### Given data
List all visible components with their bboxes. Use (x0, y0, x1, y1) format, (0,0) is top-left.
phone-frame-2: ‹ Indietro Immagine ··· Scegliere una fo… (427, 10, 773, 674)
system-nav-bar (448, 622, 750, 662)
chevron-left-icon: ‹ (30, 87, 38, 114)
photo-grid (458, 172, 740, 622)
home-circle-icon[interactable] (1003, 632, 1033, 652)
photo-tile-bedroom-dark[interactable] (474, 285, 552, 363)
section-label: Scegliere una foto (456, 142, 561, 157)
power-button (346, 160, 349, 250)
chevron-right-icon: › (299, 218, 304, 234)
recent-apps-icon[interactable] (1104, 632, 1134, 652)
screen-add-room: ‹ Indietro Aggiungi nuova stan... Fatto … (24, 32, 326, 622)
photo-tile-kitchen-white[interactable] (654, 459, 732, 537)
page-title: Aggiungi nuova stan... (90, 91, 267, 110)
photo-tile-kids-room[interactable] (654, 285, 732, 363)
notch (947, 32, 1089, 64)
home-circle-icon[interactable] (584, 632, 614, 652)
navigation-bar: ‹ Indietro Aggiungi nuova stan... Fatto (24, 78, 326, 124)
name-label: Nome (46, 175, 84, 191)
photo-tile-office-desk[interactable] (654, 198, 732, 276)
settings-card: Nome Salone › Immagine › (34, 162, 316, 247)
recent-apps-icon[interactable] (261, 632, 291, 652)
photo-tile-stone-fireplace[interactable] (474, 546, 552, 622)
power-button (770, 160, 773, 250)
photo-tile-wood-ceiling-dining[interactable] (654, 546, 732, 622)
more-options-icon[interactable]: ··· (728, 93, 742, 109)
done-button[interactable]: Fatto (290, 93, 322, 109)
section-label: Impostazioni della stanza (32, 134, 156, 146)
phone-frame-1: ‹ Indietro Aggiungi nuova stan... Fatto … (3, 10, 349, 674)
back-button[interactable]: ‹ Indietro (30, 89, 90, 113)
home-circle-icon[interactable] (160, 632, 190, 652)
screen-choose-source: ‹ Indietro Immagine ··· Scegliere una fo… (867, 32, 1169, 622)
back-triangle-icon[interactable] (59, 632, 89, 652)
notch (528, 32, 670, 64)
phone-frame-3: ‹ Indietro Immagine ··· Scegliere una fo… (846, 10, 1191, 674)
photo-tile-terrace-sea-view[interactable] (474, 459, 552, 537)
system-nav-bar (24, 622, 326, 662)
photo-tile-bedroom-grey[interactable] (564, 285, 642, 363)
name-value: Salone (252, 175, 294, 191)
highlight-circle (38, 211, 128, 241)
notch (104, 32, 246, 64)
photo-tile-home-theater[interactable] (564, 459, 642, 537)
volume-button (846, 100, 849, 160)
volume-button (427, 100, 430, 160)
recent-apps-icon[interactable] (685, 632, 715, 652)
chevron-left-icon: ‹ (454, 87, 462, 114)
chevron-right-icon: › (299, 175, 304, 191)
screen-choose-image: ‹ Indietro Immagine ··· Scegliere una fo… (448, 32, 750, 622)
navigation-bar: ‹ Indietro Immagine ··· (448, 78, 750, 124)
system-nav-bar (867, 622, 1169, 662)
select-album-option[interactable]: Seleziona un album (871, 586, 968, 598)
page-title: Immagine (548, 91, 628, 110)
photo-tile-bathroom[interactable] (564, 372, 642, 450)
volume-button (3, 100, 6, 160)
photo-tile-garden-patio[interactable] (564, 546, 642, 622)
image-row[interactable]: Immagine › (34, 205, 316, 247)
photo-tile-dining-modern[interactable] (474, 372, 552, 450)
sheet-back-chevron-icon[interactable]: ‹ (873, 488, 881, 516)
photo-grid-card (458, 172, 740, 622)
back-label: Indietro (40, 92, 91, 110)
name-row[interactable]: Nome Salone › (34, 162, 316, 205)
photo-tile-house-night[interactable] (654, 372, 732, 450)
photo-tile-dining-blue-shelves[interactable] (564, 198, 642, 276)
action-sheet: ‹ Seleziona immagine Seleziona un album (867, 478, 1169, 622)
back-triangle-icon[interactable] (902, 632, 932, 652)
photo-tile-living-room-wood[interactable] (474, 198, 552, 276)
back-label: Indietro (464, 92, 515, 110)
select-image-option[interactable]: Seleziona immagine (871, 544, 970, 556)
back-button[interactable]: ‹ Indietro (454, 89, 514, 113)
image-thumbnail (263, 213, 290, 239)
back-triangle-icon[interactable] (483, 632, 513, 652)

### Exercise brief
Rewrite the listing above with every "Indietro" swapped for "Back", leaving everything else unchanged.

### Complete answer
List all visible components with their bboxes. Use (x0, y0, x1, y1) format, (0,0) is top-left.
phone-frame-2: ‹ Back Immagine ··· Scegliere una fo… (427, 10, 773, 674)
system-nav-bar (448, 622, 750, 662)
chevron-left-icon: ‹ (30, 87, 38, 114)
photo-grid (458, 172, 740, 622)
home-circle-icon[interactable] (1003, 632, 1033, 652)
photo-tile-bedroom-dark[interactable] (474, 285, 552, 363)
section-label: Scegliere una foto (456, 142, 561, 157)
power-button (346, 160, 349, 250)
chevron-right-icon: › (299, 218, 304, 234)
recent-apps-icon[interactable] (1104, 632, 1134, 652)
screen-add-room: ‹ Back Aggiungi nuova stan... Fatto … (24, 32, 326, 622)
photo-tile-kitchen-white[interactable] (654, 459, 732, 537)
page-title: Aggiungi nuova stan... (90, 91, 267, 110)
photo-tile-kids-room[interactable] (654, 285, 732, 363)
notch (947, 32, 1089, 64)
home-circle-icon[interactable] (584, 632, 614, 652)
navigation-bar: ‹ Back Aggiungi nuova stan... Fatto (24, 78, 326, 124)
name-label: Nome (46, 175, 84, 191)
photo-tile-office-desk[interactable] (654, 198, 732, 276)
settings-card: Nome Salone › Immagine › (34, 162, 316, 247)
recent-apps-icon[interactable] (261, 632, 291, 652)
photo-tile-stone-fireplace[interactable] (474, 546, 552, 622)
power-button (770, 160, 773, 250)
photo-tile-wood-ceiling-dining[interactable] (654, 546, 732, 622)
more-options-icon[interactable]: ··· (728, 93, 742, 109)
done-button[interactable]: Fatto (290, 93, 322, 109)
section-label: Impostazioni della stanza (32, 134, 156, 146)
phone-frame-1: ‹ Back Aggiungi nuova stan... Fatto … (3, 10, 349, 674)
back-button[interactable]: ‹ Back (30, 89, 90, 113)
home-circle-icon[interactable] (160, 632, 190, 652)
screen-choose-source: ‹ Back Immagine ··· Scegliere una fo… (867, 32, 1169, 622)
back-triangle-icon[interactable] (59, 632, 89, 652)
notch (528, 32, 670, 64)
phone-frame-3: ‹ Back Immagine ··· Scegliere una fo… (846, 10, 1191, 674)
photo-tile-terrace-sea-view[interactable] (474, 459, 552, 537)
system-nav-bar (24, 622, 326, 662)
photo-tile-bedroom-grey[interactable] (564, 285, 642, 363)
name-value: Salone (252, 175, 294, 191)
highlight-circle (38, 211, 128, 241)
notch (104, 32, 246, 64)
photo-tile-home-theater[interactable] (564, 459, 642, 537)
volume-button (846, 100, 849, 160)
volume-button (427, 100, 430, 160)
recent-apps-icon[interactable] (685, 632, 715, 652)
chevron-left-icon: ‹ (454, 87, 462, 114)
chevron-right-icon: › (299, 175, 304, 191)
screen-choose-image: ‹ Back Immagine ··· Scegliere una fo… (448, 32, 750, 622)
navigation-bar: ‹ Back Immagine ··· (448, 78, 750, 124)
system-nav-bar (867, 622, 1169, 662)
select-album-option[interactable]: Seleziona un album (871, 586, 968, 598)
page-title: Immagine (548, 91, 628, 110)
photo-tile-bathroom[interactable] (564, 372, 642, 450)
volume-button (3, 100, 6, 160)
photo-tile-garden-patio[interactable] (564, 546, 642, 622)
image-row[interactable]: Immagine › (34, 205, 316, 247)
photo-tile-dining-modern[interactable] (474, 372, 552, 450)
sheet-back-chevron-icon[interactable]: ‹ (873, 488, 881, 516)
photo-grid-card (458, 172, 740, 622)
back-label: Back (40, 92, 91, 110)
name-row[interactable]: Nome Salone › (34, 162, 316, 205)
photo-tile-house-night[interactable] (654, 372, 732, 450)
photo-tile-dining-blue-shelves[interactable] (564, 198, 642, 276)
action-sheet: ‹ Seleziona immagine Seleziona un album (867, 478, 1169, 622)
back-triangle-icon[interactable] (902, 632, 932, 652)
photo-tile-living-room-wood[interactable] (474, 198, 552, 276)
back-label: Back (464, 92, 515, 110)
select-image-option[interactable]: Seleziona immagine (871, 544, 970, 556)
back-button[interactable]: ‹ Back (454, 89, 514, 113)
image-thumbnail (263, 213, 290, 239)
back-triangle-icon[interactable] (483, 632, 513, 652)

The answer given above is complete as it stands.